-- Begin --

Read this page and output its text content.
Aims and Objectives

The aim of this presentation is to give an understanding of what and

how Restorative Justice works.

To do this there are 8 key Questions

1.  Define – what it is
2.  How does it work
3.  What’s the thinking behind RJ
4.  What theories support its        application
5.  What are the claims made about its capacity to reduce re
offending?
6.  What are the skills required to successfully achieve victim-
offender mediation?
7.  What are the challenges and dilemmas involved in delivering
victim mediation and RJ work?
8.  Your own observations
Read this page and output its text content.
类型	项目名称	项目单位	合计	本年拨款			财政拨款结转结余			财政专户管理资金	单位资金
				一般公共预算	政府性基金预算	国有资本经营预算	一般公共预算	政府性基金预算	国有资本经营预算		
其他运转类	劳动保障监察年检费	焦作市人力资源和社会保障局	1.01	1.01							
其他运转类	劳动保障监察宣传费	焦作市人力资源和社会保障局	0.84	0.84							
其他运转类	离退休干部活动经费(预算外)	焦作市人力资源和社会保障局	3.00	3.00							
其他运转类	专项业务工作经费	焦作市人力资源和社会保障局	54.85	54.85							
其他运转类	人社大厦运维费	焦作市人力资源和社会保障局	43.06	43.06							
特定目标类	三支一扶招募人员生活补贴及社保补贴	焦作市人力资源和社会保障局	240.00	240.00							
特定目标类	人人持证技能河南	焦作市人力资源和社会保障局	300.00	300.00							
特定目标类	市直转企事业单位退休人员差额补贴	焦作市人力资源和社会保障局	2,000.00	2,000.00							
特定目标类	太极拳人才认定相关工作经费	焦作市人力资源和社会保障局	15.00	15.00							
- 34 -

-- End --

**Written task:** Retype all the records, matching them exactly.

**Solution:**
Read this page and output its text content.
Aims and Objectives

The aim of this presentation is to give an understanding of what and

how Restorative Justice works.

To do this there are 8 key Questions

1.  Define – what it is
2.  How does it work
3.  What’s the thinking behind RJ
4.  What theories support its        application
5.  What are the claims made about its capacity to reduce re
offending?
6.  What are the skills required to successfully achieve victim-
offender mediation?
7.  What are the challenges and dilemmas involved in delivering
victim mediation and RJ work?
8.  Your own observations
Read this page and output its text content.
类型	项目名称	项目单位	合计	本年拨款			财政拨款结转结余			财政专户管理资金	单位资金
				一般公共预算	政府性基金预算	国有资本经营预算	一般公共预算	政府性基金预算	国有资本经营预算		
其他运转类	劳动保障监察年检费	焦作市人力资源和社会保障局	1.01	1.01							
其他运转类	劳动保障监察宣传费	焦作市人力资源和社会保障局	0.84	0.84							
其他运转类	离退休干部活动经费(预算外)	焦作市人力资源和社会保障局	3.00	3.00							
其他运转类	专项业务工作经费	焦作市人力资源和社会保障局	54.85	54.85							
其他运转类	人社大厦运维费	焦作市人力资源和社会保障局	43.06	43.06							
特定目标类	三支一扶招募人员生活补贴及社保补贴	焦作市人力资源和社会保障局	240.00	240.00							
特定目标类	人人持证技能河南	焦作市人力资源和社会保障局	300.00	300.00							
特定目标类	市直转企事业单位退休人员差额补贴	焦作市人力资源和社会保障局	2,000.00	2,000.00							
特定目标类	太极拳人才认定相关工作经费	焦作市人力资源和社会保障局	15.00	15.00							
- 34 -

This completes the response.